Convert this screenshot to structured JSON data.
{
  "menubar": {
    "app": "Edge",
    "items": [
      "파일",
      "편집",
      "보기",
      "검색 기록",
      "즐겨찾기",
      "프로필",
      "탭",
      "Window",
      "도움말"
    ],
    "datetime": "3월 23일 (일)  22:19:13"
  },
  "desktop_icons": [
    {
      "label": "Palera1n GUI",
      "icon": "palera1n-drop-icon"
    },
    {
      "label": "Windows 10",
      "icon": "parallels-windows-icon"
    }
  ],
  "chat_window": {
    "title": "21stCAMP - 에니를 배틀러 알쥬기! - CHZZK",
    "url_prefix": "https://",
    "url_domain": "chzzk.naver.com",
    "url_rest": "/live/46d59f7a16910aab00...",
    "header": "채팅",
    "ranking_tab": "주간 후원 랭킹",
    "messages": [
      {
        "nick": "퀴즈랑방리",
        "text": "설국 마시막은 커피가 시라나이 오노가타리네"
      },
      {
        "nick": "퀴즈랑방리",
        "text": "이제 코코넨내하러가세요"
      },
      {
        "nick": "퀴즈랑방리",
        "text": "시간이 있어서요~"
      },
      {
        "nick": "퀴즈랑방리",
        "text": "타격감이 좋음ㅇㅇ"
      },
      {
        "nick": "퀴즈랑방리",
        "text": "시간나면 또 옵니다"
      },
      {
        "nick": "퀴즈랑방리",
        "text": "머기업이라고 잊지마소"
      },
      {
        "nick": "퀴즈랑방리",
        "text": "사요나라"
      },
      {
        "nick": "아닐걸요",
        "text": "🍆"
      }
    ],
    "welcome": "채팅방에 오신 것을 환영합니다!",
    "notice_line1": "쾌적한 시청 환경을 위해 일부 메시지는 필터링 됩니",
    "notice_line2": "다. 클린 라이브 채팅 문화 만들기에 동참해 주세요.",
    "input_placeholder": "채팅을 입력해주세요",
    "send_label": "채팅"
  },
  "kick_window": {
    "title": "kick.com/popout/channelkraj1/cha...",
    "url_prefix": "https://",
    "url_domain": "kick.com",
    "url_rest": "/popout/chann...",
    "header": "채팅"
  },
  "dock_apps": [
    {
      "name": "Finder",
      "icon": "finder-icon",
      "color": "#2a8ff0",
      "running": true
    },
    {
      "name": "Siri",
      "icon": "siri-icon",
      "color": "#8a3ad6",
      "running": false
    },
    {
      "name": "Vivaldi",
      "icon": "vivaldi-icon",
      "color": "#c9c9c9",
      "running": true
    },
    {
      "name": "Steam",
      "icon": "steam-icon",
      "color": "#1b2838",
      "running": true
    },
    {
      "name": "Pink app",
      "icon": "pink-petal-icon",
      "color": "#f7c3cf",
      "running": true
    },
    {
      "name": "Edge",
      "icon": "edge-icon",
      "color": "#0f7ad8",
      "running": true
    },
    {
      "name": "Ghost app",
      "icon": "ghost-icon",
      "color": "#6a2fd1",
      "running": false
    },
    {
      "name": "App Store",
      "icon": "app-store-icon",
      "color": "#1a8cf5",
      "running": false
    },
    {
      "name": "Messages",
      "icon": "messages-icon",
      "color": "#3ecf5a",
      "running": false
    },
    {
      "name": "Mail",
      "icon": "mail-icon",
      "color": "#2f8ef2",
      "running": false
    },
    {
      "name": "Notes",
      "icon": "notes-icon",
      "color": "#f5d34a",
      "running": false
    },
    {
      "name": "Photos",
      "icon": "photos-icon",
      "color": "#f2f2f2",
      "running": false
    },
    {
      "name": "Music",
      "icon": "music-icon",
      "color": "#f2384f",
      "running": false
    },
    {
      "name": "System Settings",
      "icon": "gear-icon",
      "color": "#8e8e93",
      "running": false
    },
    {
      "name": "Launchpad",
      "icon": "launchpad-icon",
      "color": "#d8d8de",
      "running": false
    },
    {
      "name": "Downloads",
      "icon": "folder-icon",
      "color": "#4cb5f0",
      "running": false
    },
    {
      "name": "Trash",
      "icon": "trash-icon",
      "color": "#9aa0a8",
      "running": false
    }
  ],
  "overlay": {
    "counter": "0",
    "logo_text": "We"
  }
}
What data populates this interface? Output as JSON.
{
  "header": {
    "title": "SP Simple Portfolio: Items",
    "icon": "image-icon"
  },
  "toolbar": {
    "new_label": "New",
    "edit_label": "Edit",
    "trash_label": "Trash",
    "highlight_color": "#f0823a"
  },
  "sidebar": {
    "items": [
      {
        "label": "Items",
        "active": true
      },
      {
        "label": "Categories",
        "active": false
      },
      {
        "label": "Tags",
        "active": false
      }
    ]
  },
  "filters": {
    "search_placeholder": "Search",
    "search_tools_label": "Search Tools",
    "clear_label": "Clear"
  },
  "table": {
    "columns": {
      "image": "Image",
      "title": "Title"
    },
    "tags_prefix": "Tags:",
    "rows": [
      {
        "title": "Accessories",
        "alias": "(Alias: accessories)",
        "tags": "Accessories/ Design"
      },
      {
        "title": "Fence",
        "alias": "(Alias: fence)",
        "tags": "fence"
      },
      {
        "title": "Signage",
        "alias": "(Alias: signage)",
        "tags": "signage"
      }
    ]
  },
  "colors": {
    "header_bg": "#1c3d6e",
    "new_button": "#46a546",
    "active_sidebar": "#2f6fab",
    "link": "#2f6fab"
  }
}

....

### Exercise directions
Here, the records must be output exactly and in full.

### Output for this exercise
Convert this screenshot to structured JSON data.
{
  "menubar": {
    "app": "Edge",
    "items": [
      "파일",
      "편집",
      "보기",
      "검색 기록",
      "즐겨찾기",
      "프로필",
      "탭",
      "Window",
      "도움말"
    ],
    "datetime": "3월 23일 (일)  22:19:13"
  },
  "desktop_icons": [
    {
      "label": "Palera1n GUI",
      "icon": "palera1n-drop-icon"
    },
    {
      "label": "Windows 10",
      "icon": "parallels-windows-icon"
    }
  ],
  "chat_window": {
    "title": "21stCAMP - 에니를 배틀러 알쥬기! - CHZZK",
    "url_prefix": "https://",
    "url_domain": "chzzk.naver.com",
    "url_rest": "/live/46d59f7a16910aab00...",
    "header": "채팅",
    "ranking_tab": "주간 후원 랭킹",
    "messages": [
      {
        "nick": "퀴즈랑방리",
        "text": "설국 마시막은 커피가 시라나이 오노가타리네"
      },
      {
        "nick": "퀴즈랑방리",
        "text": "이제 코코넨내하러가세요"
      },
      {
        "nick": "퀴즈랑방리",
        "text": "시간이 있어서요~"
      },
      {
        "nick": "퀴즈랑방리",
        "text": "타격감이 좋음ㅇㅇ"
      },
      {
        "nick": "퀴즈랑방리",
        "text": "시간나면 또 옵니다"
      },
      {
        "nick": "퀴즈랑방리",
        "text": "머기업이라고 잊지마소"
      },
      {
        "nick": "퀴즈랑방리",
        "text": "사요나라"
      },
      {
        "nick": "아닐걸요",
        "text": "🍆"
      }
    ],
    "welcome": "채팅방에 오신 것을 환영합니다!",
    "notice_line1": "쾌적한 시청 환경을 위해 일부 메시지는 필터링 됩니",
    "notice_line2": "다. 클린 라이브 채팅 문화 만들기에 동참해 주세요.",
    "input_placeholder": "채팅을 입력해주세요",
    "send_label": "채팅"
  },
  "kick_window": {
    "title": "kick.com/popout/channelkraj1/cha...",
    "url_prefix": "https://",
    "url_domain": "kick.com",
    "url_rest": "/popout/chann...",
    "header": "채팅"
  },
  "dock_apps": [
    {
      "name": "Finder",
      "icon": "finder-icon",
      "color": "#2a8ff0",
      "running": true
    },
    {
      "name": "Siri",
      "icon": "siri-icon",
      "color": "#8a3ad6",
      "running": false
    },
    {
      "name": "Vivaldi",
      "icon": "vivaldi-icon",
      "color": "#c9c9c9",
      "running": true
    },
    {
      "name": "Steam",
      "icon": "steam-icon",
      "color": "#1b2838",
      "running": true
    },
    {
      "name": "Pink app",
      "icon": "pink-petal-icon",
      "color": "#f7c3cf",
      "running": true
    },
    {
      "name": "Edge",
      "icon": "edge-icon",
      "color": "#0f7ad8",
      "running": true
    },
    {
      "name": "Ghost app",
      "icon": "ghost-icon",
      "color": "#6a2fd1",
      "running": false
    },
    {
      "name": "App Store",
      "icon": "app-store-icon",
      "color": "#1a8cf5",
      "running": false
    },
    {
      "name": "Messages",
      "icon": "messages-icon",
      "color": "#3ecf5a",
      "running": false
    },
    {
      "name": "Mail",
      "icon": "mail-icon",
      "color": "#2f8ef2",
      "running": false
    },
    {
      "name": "Notes",
      "icon": "notes-icon",
      "color": "#f5d34a",
      "running": false
    },
    {
      "name": "Photos",
      "icon": "photos-icon",
      "color": "#f2f2f2",
      "running": false
    },
    {
      "name": "Music",
      "icon": "music-icon",
      "color": "#f2384f",
      "running": false
    },
    {
      "name": "System Settings",
      "icon": "gear-icon",
      "color": "#8e8e93",
      "running": false
    },
    {
      "name": "Launchpad",
      "icon": "launchpad-icon",
      "color": "#d8d8de",
      "running": false
    },
    {
      "name": "Downloads",
      "icon": "folder-icon",
      "color": "#4cb5f0",
      "running": false
    },
    {
      "name": "Trash",
      "icon": "trash-icon",
      "color": "#9aa0a8",
      "running": false
    }
  ],
  "overlay": {
    "counter": "0",
    "logo_text": "We"
  }
}
What data populates this interface? Output as JSON.
{
  "header": {
    "title": "SP Simple Portfolio: Items",
    "icon": "image-icon"
  },
  "toolbar": {
    "new_label": "New",
    "edit_label": "Edit",
    "trash_label": "Trash",
    "highlight_color": "#f0823a"
  },
  "sidebar": {
    "items": [
      {
        "label": "Items",
        "active": true
      },
      {
        "label": "Categories",
        "active": false
      },
      {
        "label": "Tags",
        "active": false
      }
    ]
  },
  "filters": {
    "search_placeholder": "Search",
    "search_tools_label": "Search Tools",
    "clear_label": "Clear"
  },
  "table": {
    "columns": {
      "image": "Image",
      "title": "Title"
    },
    "tags_prefix": "Tags:",
    "rows": [
      {
        "title": "Accessories",
        "alias": "(Alias: accessories)",
        "tags": "Accessories/ Design"
      },
      {
        "title": "Fence",
        "alias": "(Alias: fence)",
        "tags": "fence"
      },
      {
        "title": "Signage",
        "alias": "(Alias: signage)",
        "tags": "signage"
      }
    ]
  },
  "colors": {
    "header_bg": "#1c3d6e",
    "new_button": "#46a546",
    "active_sidebar": "#2f6fab",
    "link": "#2f6fab"
  }
}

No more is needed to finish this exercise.